## [Records from a data collection]
☆ ☆ ☆ ☆ ☆

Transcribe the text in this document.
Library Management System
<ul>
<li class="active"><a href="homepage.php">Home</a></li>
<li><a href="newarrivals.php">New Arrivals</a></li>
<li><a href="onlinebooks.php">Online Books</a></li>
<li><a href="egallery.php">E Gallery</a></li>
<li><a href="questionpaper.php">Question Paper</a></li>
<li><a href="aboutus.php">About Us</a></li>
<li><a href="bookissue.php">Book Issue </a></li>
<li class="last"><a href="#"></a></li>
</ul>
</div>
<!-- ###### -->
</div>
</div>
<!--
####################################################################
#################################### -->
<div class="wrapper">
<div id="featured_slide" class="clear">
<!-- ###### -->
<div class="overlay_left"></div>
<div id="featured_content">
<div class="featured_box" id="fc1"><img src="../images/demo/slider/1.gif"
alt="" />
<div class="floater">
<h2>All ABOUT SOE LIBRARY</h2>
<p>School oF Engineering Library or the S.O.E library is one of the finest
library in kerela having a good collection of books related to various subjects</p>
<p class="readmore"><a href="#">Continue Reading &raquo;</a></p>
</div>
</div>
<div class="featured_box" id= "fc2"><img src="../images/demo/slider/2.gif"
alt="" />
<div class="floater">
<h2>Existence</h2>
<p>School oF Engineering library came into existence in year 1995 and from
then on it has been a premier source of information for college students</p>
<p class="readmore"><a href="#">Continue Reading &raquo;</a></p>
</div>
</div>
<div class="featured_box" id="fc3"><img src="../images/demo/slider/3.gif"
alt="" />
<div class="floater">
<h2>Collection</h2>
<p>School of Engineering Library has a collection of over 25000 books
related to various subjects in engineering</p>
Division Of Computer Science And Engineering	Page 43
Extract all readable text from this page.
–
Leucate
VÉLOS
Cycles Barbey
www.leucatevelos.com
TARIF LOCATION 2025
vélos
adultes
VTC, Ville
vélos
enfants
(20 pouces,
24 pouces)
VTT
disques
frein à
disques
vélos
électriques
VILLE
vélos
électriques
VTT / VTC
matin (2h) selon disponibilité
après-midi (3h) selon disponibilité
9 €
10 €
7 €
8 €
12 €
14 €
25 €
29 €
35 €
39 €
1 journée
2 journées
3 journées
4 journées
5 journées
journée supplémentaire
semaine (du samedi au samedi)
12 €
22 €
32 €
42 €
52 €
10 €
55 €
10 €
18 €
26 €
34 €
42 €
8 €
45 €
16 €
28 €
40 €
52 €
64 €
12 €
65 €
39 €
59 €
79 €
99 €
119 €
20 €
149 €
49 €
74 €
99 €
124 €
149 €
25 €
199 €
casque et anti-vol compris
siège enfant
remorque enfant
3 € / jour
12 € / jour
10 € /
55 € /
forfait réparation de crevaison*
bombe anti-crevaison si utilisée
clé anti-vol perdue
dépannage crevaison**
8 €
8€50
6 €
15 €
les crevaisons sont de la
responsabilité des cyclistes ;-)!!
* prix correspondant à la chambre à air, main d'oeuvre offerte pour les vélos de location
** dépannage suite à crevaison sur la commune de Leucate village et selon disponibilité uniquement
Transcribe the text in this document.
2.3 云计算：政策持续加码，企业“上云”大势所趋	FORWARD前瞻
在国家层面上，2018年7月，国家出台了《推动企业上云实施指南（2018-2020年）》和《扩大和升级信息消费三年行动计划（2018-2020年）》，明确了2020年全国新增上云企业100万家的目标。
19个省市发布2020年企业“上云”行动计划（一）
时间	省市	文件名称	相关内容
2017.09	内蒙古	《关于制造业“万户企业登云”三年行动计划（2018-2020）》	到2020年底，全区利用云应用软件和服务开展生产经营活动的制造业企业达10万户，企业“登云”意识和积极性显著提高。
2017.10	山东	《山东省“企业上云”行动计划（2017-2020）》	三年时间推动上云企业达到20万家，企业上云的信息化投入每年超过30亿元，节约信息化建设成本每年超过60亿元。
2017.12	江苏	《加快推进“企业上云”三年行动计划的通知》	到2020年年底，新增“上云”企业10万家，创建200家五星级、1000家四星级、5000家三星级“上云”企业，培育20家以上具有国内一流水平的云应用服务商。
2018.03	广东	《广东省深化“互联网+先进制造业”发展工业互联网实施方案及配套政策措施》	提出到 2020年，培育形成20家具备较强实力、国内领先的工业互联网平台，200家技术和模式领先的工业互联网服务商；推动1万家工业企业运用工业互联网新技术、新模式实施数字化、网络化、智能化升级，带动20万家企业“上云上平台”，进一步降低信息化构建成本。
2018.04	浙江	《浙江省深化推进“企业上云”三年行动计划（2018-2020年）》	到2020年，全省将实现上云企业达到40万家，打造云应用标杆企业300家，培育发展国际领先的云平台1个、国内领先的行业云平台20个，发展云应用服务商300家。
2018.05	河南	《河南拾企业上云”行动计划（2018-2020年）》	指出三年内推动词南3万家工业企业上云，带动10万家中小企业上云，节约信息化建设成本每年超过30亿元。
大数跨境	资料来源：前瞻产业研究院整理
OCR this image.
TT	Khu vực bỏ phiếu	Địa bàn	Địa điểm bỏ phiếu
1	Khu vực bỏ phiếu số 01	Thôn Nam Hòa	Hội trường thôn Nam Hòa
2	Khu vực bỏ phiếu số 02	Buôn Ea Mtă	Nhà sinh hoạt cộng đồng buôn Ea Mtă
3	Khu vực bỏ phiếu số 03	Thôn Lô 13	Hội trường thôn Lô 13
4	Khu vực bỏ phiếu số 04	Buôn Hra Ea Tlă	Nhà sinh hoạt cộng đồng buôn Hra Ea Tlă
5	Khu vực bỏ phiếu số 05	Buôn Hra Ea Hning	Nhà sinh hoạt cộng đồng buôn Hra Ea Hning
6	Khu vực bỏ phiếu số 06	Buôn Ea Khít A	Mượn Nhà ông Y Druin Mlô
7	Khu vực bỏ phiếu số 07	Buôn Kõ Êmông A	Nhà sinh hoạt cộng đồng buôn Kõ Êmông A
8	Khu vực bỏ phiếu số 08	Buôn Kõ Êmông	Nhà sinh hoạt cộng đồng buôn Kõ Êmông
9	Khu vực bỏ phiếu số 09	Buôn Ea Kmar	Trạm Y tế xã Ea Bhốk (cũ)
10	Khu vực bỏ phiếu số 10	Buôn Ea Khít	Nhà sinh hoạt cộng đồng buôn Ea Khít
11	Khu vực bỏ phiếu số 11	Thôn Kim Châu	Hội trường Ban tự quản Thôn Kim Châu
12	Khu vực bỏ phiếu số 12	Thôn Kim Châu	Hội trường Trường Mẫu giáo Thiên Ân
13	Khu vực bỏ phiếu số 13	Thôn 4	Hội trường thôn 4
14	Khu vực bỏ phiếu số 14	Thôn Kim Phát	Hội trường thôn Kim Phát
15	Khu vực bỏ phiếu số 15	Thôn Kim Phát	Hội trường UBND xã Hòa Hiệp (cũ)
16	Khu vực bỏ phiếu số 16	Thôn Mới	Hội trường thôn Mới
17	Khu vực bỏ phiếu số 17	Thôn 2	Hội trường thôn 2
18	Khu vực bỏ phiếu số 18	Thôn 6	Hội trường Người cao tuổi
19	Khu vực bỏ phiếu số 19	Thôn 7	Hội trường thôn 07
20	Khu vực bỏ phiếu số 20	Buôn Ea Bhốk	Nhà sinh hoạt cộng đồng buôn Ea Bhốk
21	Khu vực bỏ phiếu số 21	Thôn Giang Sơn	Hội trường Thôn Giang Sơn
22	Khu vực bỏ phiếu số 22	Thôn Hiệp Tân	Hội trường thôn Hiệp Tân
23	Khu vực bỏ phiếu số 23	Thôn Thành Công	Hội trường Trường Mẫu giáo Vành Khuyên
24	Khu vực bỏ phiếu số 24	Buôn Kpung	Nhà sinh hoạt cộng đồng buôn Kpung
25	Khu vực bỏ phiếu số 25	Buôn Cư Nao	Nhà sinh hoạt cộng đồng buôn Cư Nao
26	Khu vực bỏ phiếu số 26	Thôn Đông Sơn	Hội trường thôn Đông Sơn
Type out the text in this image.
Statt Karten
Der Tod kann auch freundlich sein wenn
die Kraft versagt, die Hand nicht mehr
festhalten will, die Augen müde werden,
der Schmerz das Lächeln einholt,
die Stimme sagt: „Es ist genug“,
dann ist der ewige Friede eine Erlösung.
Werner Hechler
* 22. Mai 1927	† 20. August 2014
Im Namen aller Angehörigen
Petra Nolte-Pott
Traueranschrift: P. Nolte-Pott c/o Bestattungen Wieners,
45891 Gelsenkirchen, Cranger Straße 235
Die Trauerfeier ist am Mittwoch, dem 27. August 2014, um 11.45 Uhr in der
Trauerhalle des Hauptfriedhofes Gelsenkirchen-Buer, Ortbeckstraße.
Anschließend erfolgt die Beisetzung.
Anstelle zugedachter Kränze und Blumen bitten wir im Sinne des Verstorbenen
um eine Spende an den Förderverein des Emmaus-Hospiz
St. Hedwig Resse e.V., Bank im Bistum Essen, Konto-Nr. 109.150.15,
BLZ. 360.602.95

☆ ☆ ☆ ☆ ☆

## [Required task]
Gather every line from the listing above in which the word "journées" appears.

## [Answer to the exercise]
2 journées
3 journées
4 journées
5 journées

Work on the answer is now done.